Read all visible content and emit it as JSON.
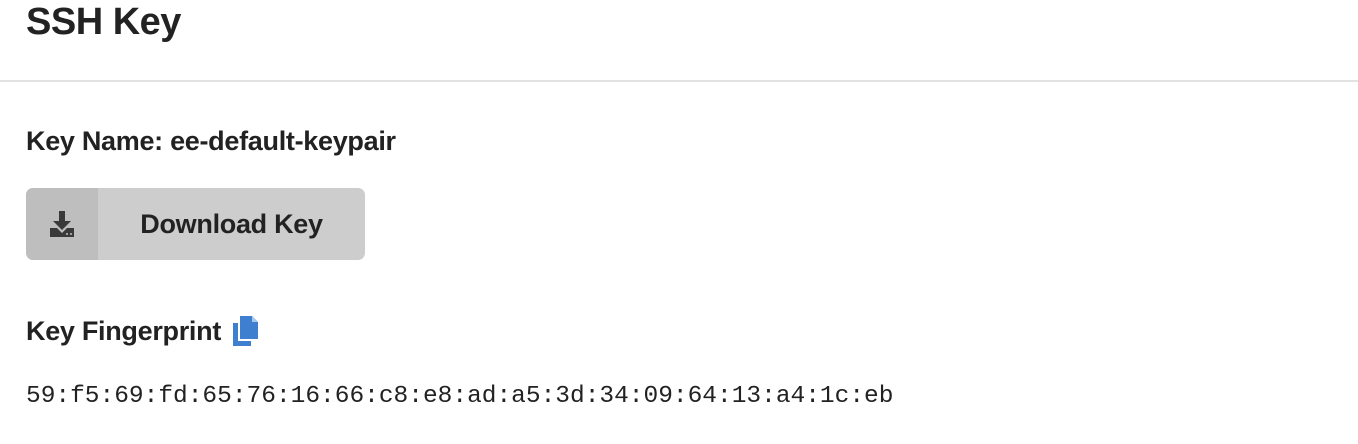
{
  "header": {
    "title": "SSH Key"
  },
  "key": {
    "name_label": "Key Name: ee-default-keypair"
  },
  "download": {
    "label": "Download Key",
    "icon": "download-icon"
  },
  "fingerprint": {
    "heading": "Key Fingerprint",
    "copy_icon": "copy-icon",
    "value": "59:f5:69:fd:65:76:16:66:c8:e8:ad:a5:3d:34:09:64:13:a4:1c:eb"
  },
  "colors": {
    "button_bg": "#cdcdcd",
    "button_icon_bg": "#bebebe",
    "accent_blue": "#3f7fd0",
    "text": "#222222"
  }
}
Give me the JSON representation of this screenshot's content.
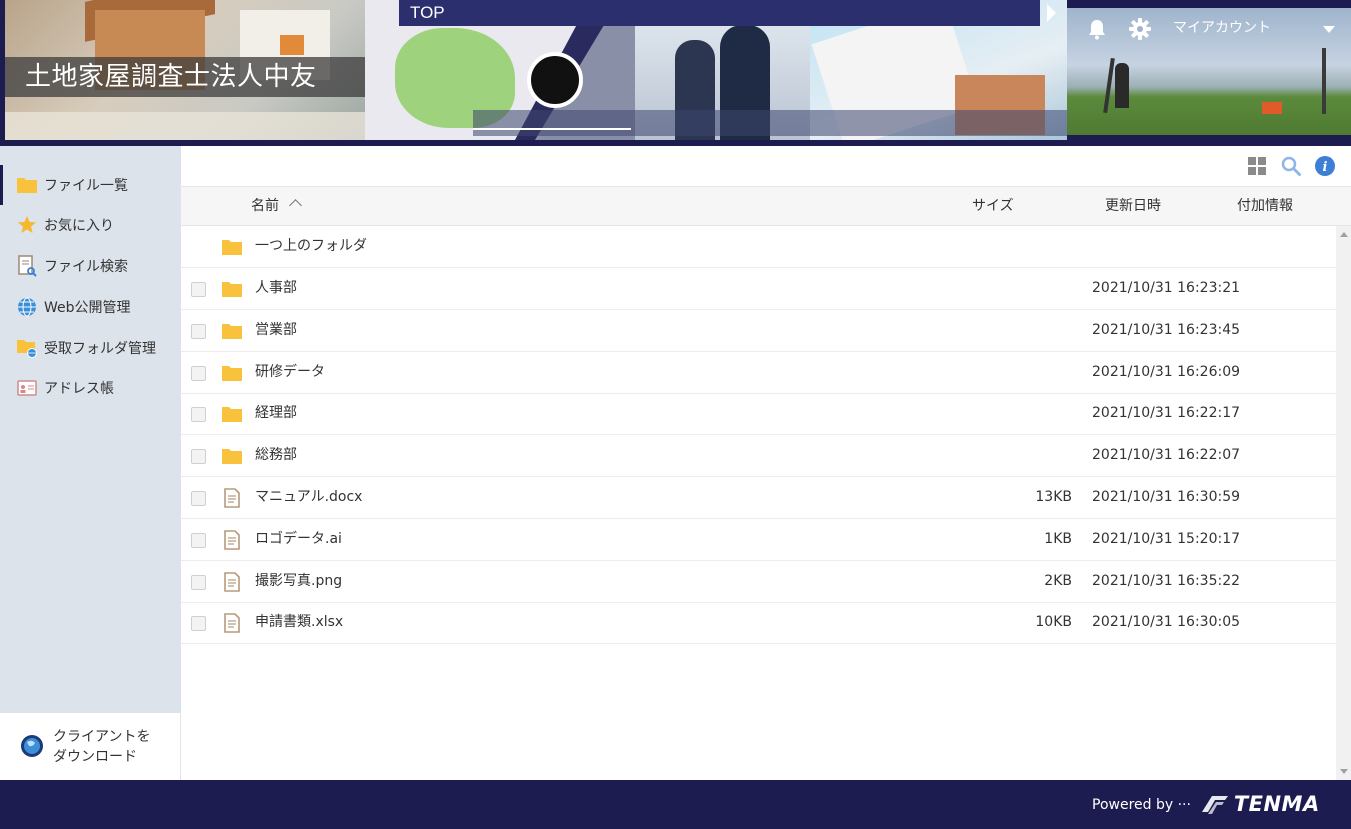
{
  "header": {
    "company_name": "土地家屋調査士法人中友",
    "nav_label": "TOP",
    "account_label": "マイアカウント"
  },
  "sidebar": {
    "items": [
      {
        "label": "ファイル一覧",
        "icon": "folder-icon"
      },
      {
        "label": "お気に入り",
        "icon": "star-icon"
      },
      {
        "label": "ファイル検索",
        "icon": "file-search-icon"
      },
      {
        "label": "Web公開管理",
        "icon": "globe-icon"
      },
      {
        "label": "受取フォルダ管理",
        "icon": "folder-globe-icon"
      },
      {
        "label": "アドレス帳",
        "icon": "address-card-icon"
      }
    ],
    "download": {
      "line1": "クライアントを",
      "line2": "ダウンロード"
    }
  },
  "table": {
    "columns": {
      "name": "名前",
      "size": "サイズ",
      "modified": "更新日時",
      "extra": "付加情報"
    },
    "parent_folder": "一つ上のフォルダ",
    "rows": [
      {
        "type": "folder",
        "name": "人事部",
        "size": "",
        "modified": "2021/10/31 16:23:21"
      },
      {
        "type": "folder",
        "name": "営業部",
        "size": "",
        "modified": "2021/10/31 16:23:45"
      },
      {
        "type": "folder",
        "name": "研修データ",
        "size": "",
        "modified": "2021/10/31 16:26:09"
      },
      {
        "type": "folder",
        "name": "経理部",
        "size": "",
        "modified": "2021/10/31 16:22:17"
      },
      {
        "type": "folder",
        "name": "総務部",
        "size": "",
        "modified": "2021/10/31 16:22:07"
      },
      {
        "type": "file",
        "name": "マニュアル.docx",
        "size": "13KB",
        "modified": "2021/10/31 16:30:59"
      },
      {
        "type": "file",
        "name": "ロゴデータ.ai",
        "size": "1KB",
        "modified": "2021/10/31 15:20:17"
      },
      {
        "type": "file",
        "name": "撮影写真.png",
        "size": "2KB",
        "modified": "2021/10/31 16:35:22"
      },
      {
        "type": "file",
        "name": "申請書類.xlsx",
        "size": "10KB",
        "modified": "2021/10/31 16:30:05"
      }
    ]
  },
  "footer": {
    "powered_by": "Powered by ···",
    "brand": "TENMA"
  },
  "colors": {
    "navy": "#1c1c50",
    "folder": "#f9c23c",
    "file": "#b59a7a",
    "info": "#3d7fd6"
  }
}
===============
● Problem description
Please write out all the data again word for word, but not the pictures.

● Solution to the problem
Read all visible content and emit it as JSON.
{
  "header": {
    "title": "SSH Key"
  },
  "key": {
    "name_label": "Key Name: ee-default-keypair"
  },
  "download": {
    "label": "Download Key",
    "icon": "download-icon"
  },
  "fingerprint": {
    "heading": "Key Fingerprint",
    "copy_icon": "copy-icon",
    "value": "59:f5:69:fd:65:76:16:66:c8:e8:ad:a5:3d:34:09:64:13:a4:1c:eb"
  },
  "colors": {
    "button_bg": "#cdcdcd",
    "button_icon_bg": "#bebebe",
    "accent_blue": "#3f7fd0",
    "text": "#222222"
  }
}
Give me the JSON representation of this screenshot's content.
{
  "header": {
    "company_name": "土地家屋調査士法人中友",
    "nav_label": "TOP",
    "account_label": "マイアカウント"
  },
  "sidebar": {
    "items": [
      {
        "label": "ファイル一覧",
        "icon": "folder-icon"
      },
      {
        "label": "お気に入り",
        "icon": "star-icon"
      },
      {
        "label": "ファイル検索",
        "icon": "file-search-icon"
      },
      {
        "label": "Web公開管理",
        "icon": "globe-icon"
      },
      {
        "label": "受取フォルダ管理",
        "icon": "folder-globe-icon"
      },
      {
        "label": "アドレス帳",
        "icon": "address-card-icon"
      }
    ],
    "download": {
      "line1": "クライアントを",
      "line2": "ダウンロード"
    }
  },
  "table": {
    "columns": {
      "name": "名前",
      "size": "サイズ",
      "modified": "更新日時",
      "extra": "付加情報"
    },
    "parent_folder": "一つ上のフォルダ",
    "rows": [
      {
        "type": "folder",
        "name": "人事部",
        "size": "",
        "modified": "2021/10/31 16:23:21"
      },
      {
        "type": "folder",
        "name": "営業部",
        "size": "",
        "modified": "2021/10/31 16:23:45"
      },
      {
        "type": "folder",
        "name": "研修データ",
        "size": "",
        "modified": "2021/10/31 16:26:09"
      },
      {
        "type": "folder",
        "name": "経理部",
        "size": "",
        "modified": "2021/10/31 16:22:17"
      },
      {
        "type": "folder",
        "name": "総務部",
        "size": "",
        "modified": "2021/10/31 16:22:07"
      },
      {
        "type": "file",
        "name": "マニュアル.docx",
        "size": "13KB",
        "modified": "2021/10/31 16:30:59"
      },
      {
        "type": "file",
        "name": "ロゴデータ.ai",
        "size": "1KB",
        "modified": "2021/10/31 15:20:17"
      },
      {
        "type": "file",
        "name": "撮影写真.png",
        "size": "2KB",
        "modified": "2021/10/31 16:35:22"
      },
      {
        "type": "file",
        "name": "申請書類.xlsx",
        "size": "10KB",
        "modified": "2021/10/31 16:30:05"
      }
    ]
  },
  "footer": {
    "powered_by": "Powered by ···",
    "brand": "TENMA"
  },
  "colors": {
    "navy": "#1c1c50",
    "folder": "#f9c23c",
    "file": "#b59a7a",
    "info": "#3d7fd6"
  }
}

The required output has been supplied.